[What is being asked]
All of the data needs to be repeated exactly.

-- START OF Supplied material --

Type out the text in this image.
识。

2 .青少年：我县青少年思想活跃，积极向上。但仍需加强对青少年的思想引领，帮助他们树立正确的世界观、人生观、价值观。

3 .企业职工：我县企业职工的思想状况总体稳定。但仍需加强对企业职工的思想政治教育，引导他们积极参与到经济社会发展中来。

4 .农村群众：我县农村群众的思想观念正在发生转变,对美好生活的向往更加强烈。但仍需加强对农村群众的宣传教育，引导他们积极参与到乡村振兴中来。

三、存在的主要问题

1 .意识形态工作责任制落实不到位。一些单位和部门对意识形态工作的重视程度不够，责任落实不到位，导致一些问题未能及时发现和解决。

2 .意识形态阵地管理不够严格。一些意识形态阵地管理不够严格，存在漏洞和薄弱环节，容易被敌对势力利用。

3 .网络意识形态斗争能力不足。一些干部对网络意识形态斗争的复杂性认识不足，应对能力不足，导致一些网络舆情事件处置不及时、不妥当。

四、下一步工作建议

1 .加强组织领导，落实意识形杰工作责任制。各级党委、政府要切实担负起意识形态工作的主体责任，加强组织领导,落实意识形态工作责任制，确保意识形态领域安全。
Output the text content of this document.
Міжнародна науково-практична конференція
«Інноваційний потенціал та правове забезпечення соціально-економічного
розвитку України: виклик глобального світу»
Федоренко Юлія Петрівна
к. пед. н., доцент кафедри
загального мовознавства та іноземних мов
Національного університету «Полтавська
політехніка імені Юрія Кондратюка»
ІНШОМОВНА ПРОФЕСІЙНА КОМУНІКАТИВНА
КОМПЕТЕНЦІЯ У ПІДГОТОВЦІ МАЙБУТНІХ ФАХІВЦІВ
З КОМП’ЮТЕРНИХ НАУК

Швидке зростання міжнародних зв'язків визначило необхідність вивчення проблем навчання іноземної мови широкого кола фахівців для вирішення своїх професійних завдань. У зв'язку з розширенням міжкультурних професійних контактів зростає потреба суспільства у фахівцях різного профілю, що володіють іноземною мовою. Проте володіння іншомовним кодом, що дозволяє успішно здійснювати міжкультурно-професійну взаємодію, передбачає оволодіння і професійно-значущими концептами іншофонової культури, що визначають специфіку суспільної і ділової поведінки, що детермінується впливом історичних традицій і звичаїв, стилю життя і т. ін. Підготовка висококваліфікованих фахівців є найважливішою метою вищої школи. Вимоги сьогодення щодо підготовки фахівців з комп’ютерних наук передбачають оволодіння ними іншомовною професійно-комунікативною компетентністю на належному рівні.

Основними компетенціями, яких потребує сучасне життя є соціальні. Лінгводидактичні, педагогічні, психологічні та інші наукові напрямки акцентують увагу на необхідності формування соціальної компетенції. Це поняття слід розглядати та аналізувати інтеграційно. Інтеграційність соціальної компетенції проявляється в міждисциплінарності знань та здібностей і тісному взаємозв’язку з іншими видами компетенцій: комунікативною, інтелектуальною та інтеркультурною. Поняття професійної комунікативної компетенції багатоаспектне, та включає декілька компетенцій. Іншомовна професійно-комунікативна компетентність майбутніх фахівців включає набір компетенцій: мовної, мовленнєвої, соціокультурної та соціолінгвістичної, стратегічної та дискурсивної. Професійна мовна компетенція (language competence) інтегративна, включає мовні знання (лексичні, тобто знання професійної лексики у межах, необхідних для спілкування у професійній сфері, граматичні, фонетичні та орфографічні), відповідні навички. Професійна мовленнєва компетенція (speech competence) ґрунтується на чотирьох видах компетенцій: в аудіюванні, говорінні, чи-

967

-- END OF Supplied material --

[Written response]
Type out the text in this image.
识。

2 .青少年：我县青少年思想活跃，积极向上。但仍需加强对青少年的思想引领，帮助他们树立正确的世界观、人生观、价值观。

3 .企业职工：我县企业职工的思想状况总体稳定。但仍需加强对企业职工的思想政治教育，引导他们积极参与到经济社会发展中来。

4 .农村群众：我县农村群众的思想观念正在发生转变,对美好生活的向往更加强烈。但仍需加强对农村群众的宣传教育，引导他们积极参与到乡村振兴中来。

三、存在的主要问题

1 .意识形态工作责任制落实不到位。一些单位和部门对意识形态工作的重视程度不够，责任落实不到位，导致一些问题未能及时发现和解决。

2 .意识形态阵地管理不够严格。一些意识形态阵地管理不够严格，存在漏洞和薄弱环节，容易被敌对势力利用。

3 .网络意识形态斗争能力不足。一些干部对网络意识形态斗争的复杂性认识不足，应对能力不足，导致一些网络舆情事件处置不及时、不妥当。

四、下一步工作建议

1 .加强组织领导，落实意识形杰工作责任制。各级党委、政府要切实担负起意识形态工作的主体责任，加强组织领导,落实意识形态工作责任制，确保意识形态领域安全。
Output the text content of this document.
Міжнародна науково-практична конференція
«Інноваційний потенціал та правове забезпечення соціально-економічного
розвитку України: виклик глобального світу»
Федоренко Юлія Петрівна
к. пед. н., доцент кафедри
загального мовознавства та іноземних мов
Національного університету «Полтавська
політехніка імені Юрія Кондратюка»
ІНШОМОВНА ПРОФЕСІЙНА КОМУНІКАТИВНА
КОМПЕТЕНЦІЯ У ПІДГОТОВЦІ МАЙБУТНІХ ФАХІВЦІВ
З КОМП’ЮТЕРНИХ НАУК

Швидке зростання міжнародних зв'язків визначило необхідність вивчення проблем навчання іноземної мови широкого кола фахівців для вирішення своїх професійних завдань. У зв'язку з розширенням міжкультурних професійних контактів зростає потреба суспільства у фахівцях різного профілю, що володіють іноземною мовою. Проте володіння іншомовним кодом, що дозволяє успішно здійснювати міжкультурно-професійну взаємодію, передбачає оволодіння і професійно-значущими концептами іншофонової культури, що визначають специфіку суспільної і ділової поведінки, що детермінується впливом історичних традицій і звичаїв, стилю життя і т. ін. Підготовка висококваліфікованих фахівців є найважливішою метою вищої школи. Вимоги сьогодення щодо підготовки фахівців з комп’ютерних наук передбачають оволодіння ними іншомовною професійно-комунікативною компетентністю на належному рівні.

Основними компетенціями, яких потребує сучасне життя є соціальні. Лінгводидактичні, педагогічні, психологічні та інші наукові напрямки акцентують увагу на необхідності формування соціальної компетенції. Це поняття слід розглядати та аналізувати інтеграційно. Інтеграційність соціальної компетенції проявляється в міждисциплінарності знань та здібностей і тісному взаємозв’язку з іншими видами компетенцій: комунікативною, інтелектуальною та інтеркультурною. Поняття професійної комунікативної компетенції багатоаспектне, та включає декілька компетенцій. Іншомовна професійно-комунікативна компетентність майбутніх фахівців включає набір компетенцій: мовної, мовленнєвої, соціокультурної та соціолінгвістичної, стратегічної та дискурсивної. Професійна мовна компетенція (language competence) інтегративна, включає мовні знання (лексичні, тобто знання професійної лексики у межах, необхідних для спілкування у професійній сфері, граматичні, фонетичні та орфографічні), відповідні навички. Професійна мовленнєва компетенція (speech competence) ґрунтується на чотирьох видах компетенцій: в аудіюванні, говорінні, чи-

967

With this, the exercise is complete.